### OBJECTIVE
Make an exact copy of the lines below.

### DATA TO PROCESS
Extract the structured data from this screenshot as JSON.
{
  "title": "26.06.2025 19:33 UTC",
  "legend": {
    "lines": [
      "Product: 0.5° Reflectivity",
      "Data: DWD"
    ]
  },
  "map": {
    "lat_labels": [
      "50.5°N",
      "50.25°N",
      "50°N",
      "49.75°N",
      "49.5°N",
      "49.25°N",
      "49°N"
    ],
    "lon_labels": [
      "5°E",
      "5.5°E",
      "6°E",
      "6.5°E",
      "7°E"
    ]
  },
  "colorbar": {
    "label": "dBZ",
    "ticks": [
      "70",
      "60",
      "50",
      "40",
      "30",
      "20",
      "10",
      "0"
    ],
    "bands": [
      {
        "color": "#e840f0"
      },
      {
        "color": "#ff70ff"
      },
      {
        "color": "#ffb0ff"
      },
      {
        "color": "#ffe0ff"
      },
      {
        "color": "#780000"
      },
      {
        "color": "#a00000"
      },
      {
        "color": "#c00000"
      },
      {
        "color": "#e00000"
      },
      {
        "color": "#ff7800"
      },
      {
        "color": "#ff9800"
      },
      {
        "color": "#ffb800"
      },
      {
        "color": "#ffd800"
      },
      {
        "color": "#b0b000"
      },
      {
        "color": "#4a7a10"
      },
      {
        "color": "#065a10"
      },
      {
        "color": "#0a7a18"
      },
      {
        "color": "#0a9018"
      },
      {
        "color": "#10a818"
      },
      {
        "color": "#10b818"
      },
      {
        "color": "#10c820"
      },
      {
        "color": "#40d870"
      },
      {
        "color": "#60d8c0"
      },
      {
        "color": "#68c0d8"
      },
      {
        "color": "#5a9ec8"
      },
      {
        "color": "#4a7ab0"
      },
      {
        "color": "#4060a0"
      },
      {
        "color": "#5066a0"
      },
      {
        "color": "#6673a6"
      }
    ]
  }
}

### RESPONSE TO THE EXERCISE
Extract the structured data from this screenshot as JSON.
{
  "title": "26.06.2025 19:33 UTC",
  "legend": {
    "lines": [
      "Product: 0.5° Reflectivity",
      "Data: DWD"
    ]
  },
  "map": {
    "lat_labels": [
      "50.5°N",
      "50.25°N",
      "50°N",
      "49.75°N",
      "49.5°N",
      "49.25°N",
      "49°N"
    ],
    "lon_labels": [
      "5°E",
      "5.5°E",
      "6°E",
      "6.5°E",
      "7°E"
    ]
  },
  "colorbar": {
    "label": "dBZ",
    "ticks": [
      "70",
      "60",
      "50",
      "40",
      "30",
      "20",
      "10",
      "0"
    ],
    "bands": [
      {
        "color": "#e840f0"
      },
      {
        "color": "#ff70ff"
      },
      {
        "color": "#ffb0ff"
      },
      {
        "color": "#ffe0ff"
      },
      {
        "color": "#780000"
      },
      {
        "color": "#a00000"
      },
      {
        "color": "#c00000"
      },
      {
        "color": "#e00000"
      },
      {
        "color": "#ff7800"
      },
      {
        "color": "#ff9800"
      },
      {
        "color": "#ffb800"
      },
      {
        "color": "#ffd800"
      },
      {
        "color": "#b0b000"
      },
      {
        "color": "#4a7a10"
      },
      {
        "color": "#065a10"
      },
      {
        "color": "#0a7a18"
      },
      {
        "color": "#0a9018"
      },
      {
        "color": "#10a818"
      },
      {
        "color": "#10b818"
      },
      {
        "color": "#10c820"
      },
      {
        "color": "#40d870"
      },
      {
        "color": "#60d8c0"
      },
      {
        "color": "#68c0d8"
      },
      {
        "color": "#5a9ec8"
      },
      {
        "color": "#4a7ab0"
      },
      {
        "color": "#4060a0"
      },
      {
        "color": "#5066a0"
      },
      {
        "color": "#6673a6"
      }
    ]
  }
}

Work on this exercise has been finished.